-- START Supplied data --
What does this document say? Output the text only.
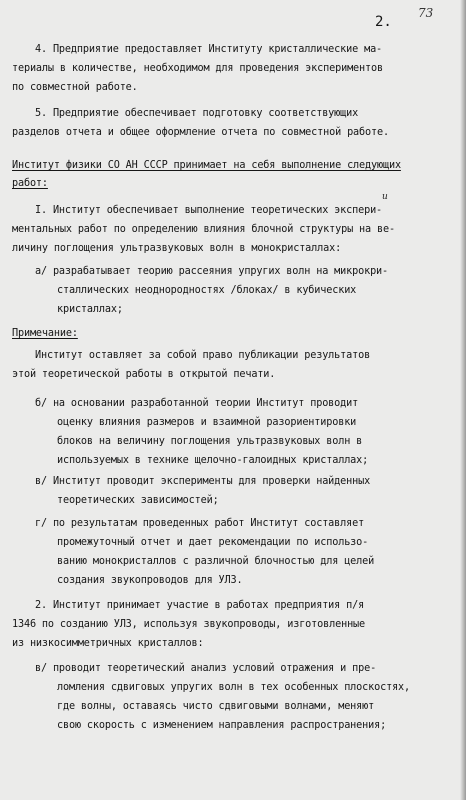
2.
73
и
4. Предприятие предоставляет Институту кристаллические ма-
териалы в количестве, необходимом для проведения экспериментов
по совместной работе.
5. Предприятие обеспечивает подготовку соответствующих
разделов отчета и общее оформление отчета по совместной работе.
Институт физики СО АН СССР принимает на себя выполнение следующих
работ:
I. Институт обеспечивает выполнение теоретических экспери-
ментальных работ по определению влияния блочной структуры на ве-
личину поглощения ультразвуковых волн в монокристаллах:
а/ разрабатывает теорию рассеяния упругих волн на микрокри-
сталлических неоднородностях /блоках/ в кубических
кристаллах;
Примечание:
Институт оставляет за собой право публикации результатов
этой теоретической работы в открытой печати.
б/ на основании разработанной теории Институт проводит
оценку влияния размеров и взаимной разориентировки
блоков на величину поглощения ультразвуковых волн в
используемых в технике щелочно-галоидных кристаллах;
в/ Институт проводит эксперименты для проверки найденных
теоретических зависимостей;
г/ по результатам проведенных работ Институт составляет
промежуточный отчет и дает рекомендации по использо-
ванию монокристаллов с различной блочностью для целей
создания звукопроводов для УЛЗ.
2. Институт принимает участие в работах предприятия п/я
1346 по созданию УЛЗ, используя звукопроводы, изготовленные
из низкосимметричных кристаллов:
в/ проводит теоретический анализ условий отражения и пре-
ломления сдвиговых упругих волн в тех особенных плоскостях,
где волны, оставаясь чисто сдвиговыми волнами, меняют
свою скорость с изменением направления распространения;
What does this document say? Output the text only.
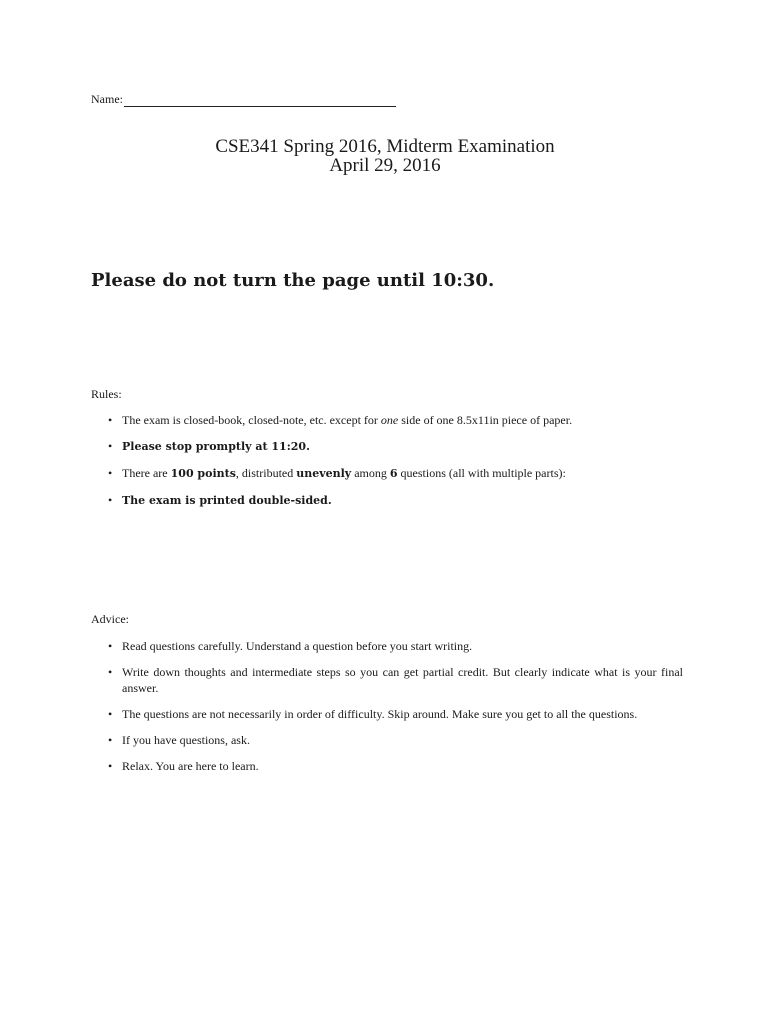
Name:
CSE341 Spring 2016, Midterm Examination
April 29, 2016
Please do not turn the page until 10:30.
Rules:
• The exam is closed-book, closed-note, etc. except for one side of one 8.5x11in piece of paper.
• Please stop promptly at 11:20.
• There are 100 points, distributed unevenly among 6 questions (all with multiple parts):
• The exam is printed double-sided.
Advice:
• Read questions carefully. Understand a question before you start writing.
• Write down thoughts and intermediate steps so you can get partial credit. But clearly indicate what is your final answer.
• The questions are not necessarily in order of difficulty. Skip around. Make sure you get to all the questions.
• If you have questions, ask.
• Relax. You are here to learn.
-- END Supplied data --
§ **Directive**
Locate and copy each line in the data above that includes the word "влияния".

§ **Answer**
ментальных работ по определению влияния блочной структуры на ве-
оценку влияния размеров и взаимной разориентировки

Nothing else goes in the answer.